Work to be completed
What number of lines hold the word "автономным"? State that number and nothing besides.

Stored data
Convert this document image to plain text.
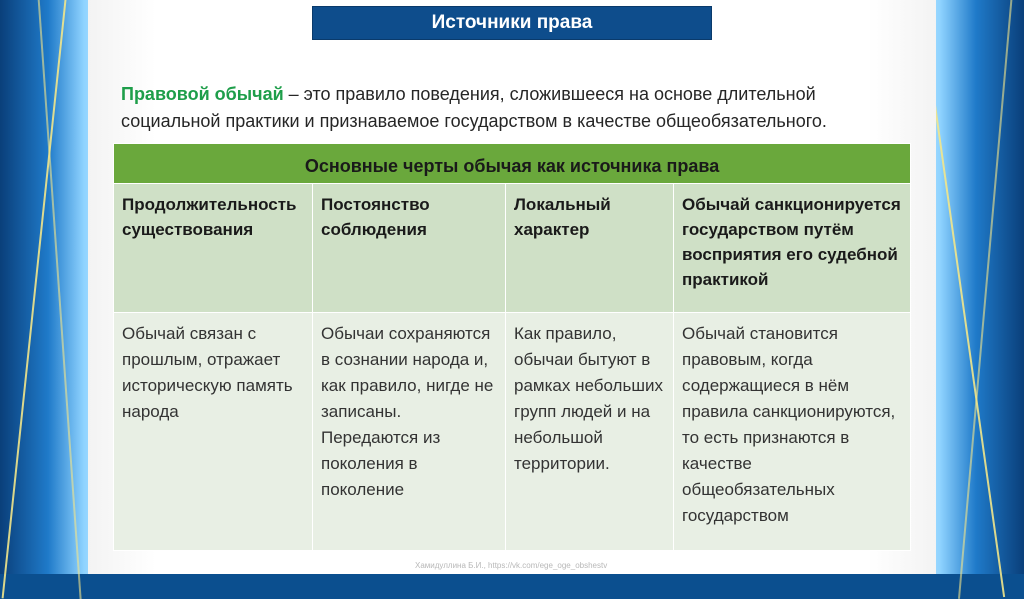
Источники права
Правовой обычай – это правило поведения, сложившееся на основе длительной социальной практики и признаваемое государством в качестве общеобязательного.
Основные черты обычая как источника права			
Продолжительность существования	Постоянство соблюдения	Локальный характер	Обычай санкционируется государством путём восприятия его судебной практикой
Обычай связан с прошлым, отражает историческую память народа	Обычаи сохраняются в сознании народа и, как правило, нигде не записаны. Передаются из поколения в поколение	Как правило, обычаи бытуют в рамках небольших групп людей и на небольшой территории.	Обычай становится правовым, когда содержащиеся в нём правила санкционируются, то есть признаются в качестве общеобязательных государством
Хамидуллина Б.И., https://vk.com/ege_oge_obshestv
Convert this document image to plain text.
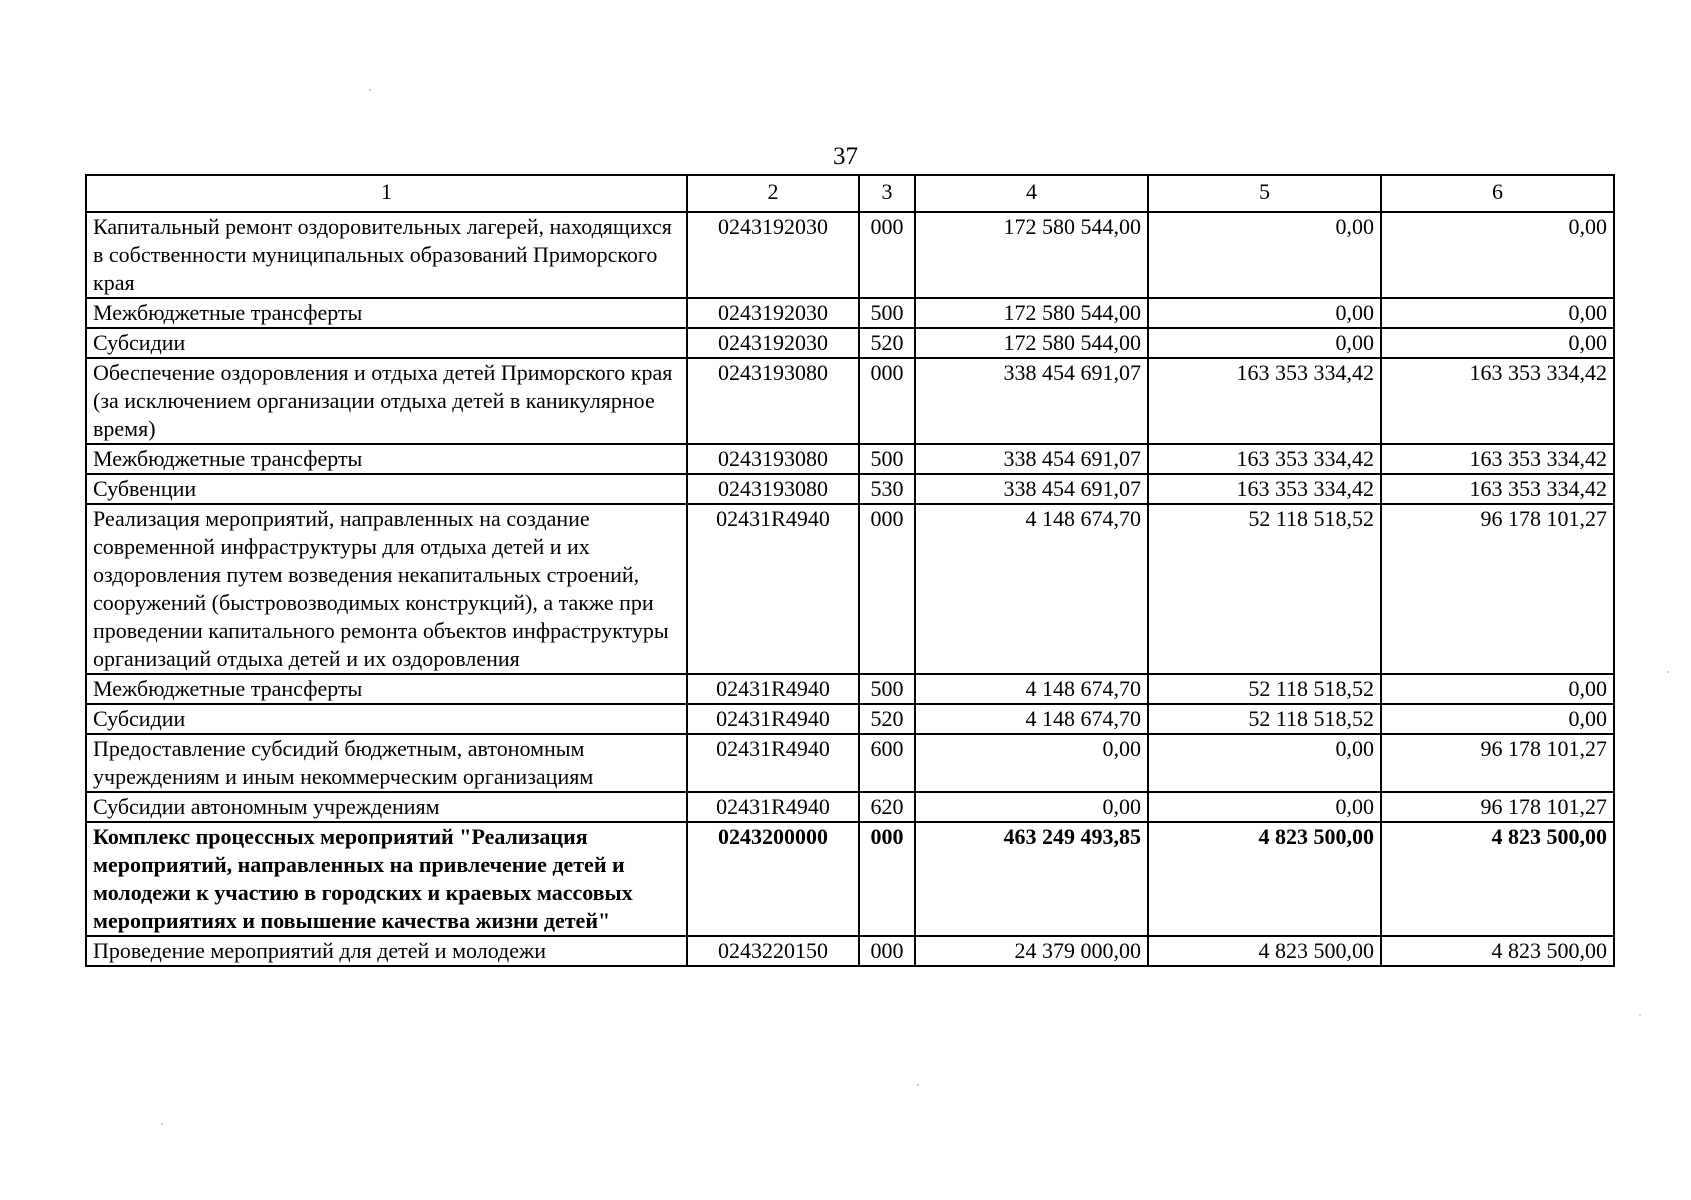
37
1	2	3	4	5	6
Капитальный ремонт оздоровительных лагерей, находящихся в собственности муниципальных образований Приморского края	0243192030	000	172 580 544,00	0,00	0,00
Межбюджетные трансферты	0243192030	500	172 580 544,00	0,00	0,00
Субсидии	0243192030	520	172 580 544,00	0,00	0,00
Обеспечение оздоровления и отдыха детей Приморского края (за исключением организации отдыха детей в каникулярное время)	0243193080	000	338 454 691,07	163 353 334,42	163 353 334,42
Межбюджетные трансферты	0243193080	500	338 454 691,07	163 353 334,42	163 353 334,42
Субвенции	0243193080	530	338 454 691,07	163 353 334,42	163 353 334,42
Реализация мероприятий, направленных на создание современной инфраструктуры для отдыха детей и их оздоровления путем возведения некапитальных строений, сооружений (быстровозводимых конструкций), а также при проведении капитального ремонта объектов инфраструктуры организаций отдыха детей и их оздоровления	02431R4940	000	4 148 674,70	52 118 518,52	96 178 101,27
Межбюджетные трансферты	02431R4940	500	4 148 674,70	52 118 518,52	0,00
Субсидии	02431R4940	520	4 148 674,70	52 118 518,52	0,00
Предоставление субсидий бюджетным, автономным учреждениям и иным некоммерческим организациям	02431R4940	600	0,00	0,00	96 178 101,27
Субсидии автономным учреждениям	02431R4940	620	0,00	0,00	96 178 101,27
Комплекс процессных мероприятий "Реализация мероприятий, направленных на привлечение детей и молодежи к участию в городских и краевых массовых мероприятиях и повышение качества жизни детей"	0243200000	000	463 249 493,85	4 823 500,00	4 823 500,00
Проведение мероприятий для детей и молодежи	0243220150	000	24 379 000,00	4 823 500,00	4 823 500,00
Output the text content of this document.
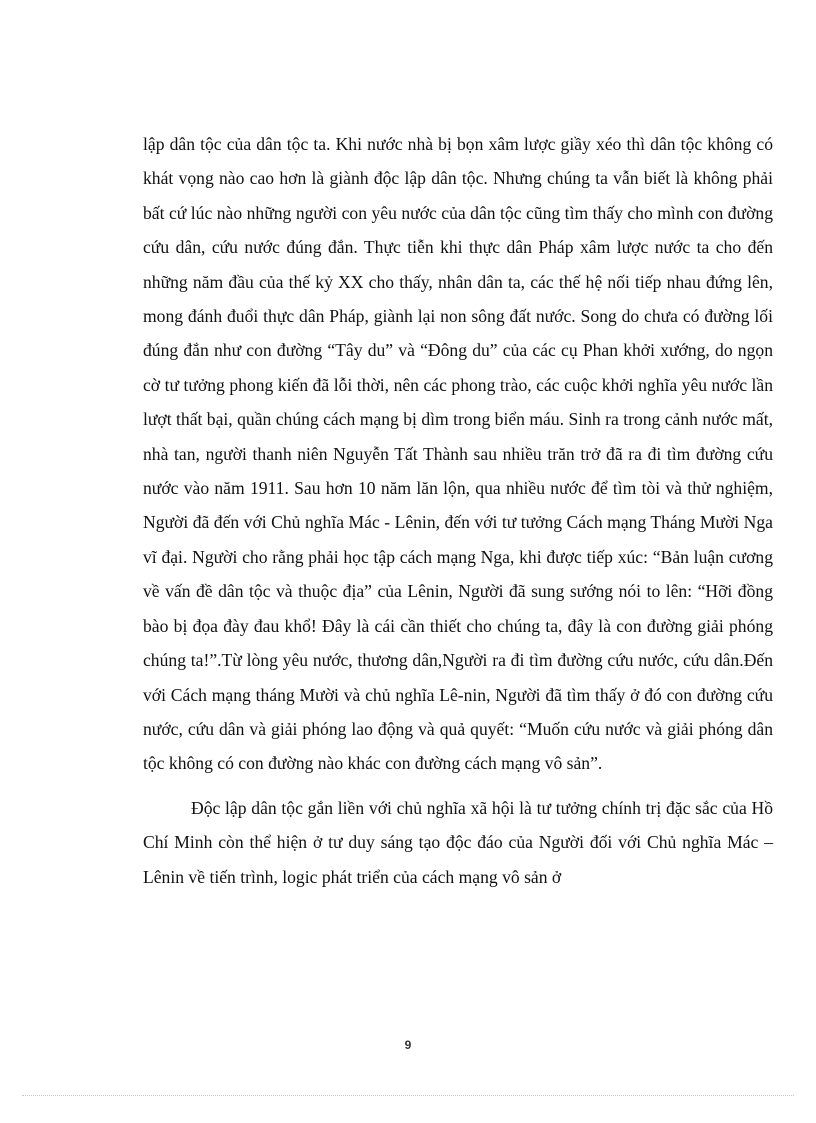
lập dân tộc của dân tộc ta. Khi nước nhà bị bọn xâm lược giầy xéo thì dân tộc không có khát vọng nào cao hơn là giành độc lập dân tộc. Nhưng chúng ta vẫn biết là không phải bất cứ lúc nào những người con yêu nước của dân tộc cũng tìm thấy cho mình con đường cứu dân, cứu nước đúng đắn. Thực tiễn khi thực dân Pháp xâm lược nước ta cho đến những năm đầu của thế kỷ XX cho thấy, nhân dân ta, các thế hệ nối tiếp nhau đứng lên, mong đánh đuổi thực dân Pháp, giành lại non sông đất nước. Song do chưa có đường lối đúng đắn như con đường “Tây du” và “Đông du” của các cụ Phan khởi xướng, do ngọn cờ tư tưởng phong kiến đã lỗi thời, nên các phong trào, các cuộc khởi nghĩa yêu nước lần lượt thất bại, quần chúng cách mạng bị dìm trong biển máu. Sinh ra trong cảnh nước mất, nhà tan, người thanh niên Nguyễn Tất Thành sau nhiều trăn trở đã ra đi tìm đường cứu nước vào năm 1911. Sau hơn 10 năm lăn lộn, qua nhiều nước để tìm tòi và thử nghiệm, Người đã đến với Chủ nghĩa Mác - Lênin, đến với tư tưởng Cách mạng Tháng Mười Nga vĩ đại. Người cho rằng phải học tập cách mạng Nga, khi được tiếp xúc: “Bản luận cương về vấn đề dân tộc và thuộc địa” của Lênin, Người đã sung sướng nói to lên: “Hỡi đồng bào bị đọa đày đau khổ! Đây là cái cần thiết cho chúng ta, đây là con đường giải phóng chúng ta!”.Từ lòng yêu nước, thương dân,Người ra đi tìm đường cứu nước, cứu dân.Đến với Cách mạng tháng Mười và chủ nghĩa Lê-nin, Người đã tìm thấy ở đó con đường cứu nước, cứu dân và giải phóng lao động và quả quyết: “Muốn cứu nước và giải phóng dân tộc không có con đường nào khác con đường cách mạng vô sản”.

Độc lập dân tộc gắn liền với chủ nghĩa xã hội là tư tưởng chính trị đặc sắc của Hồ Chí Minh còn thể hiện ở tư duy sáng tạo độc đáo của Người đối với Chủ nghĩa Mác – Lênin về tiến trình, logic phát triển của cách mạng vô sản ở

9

The reply
2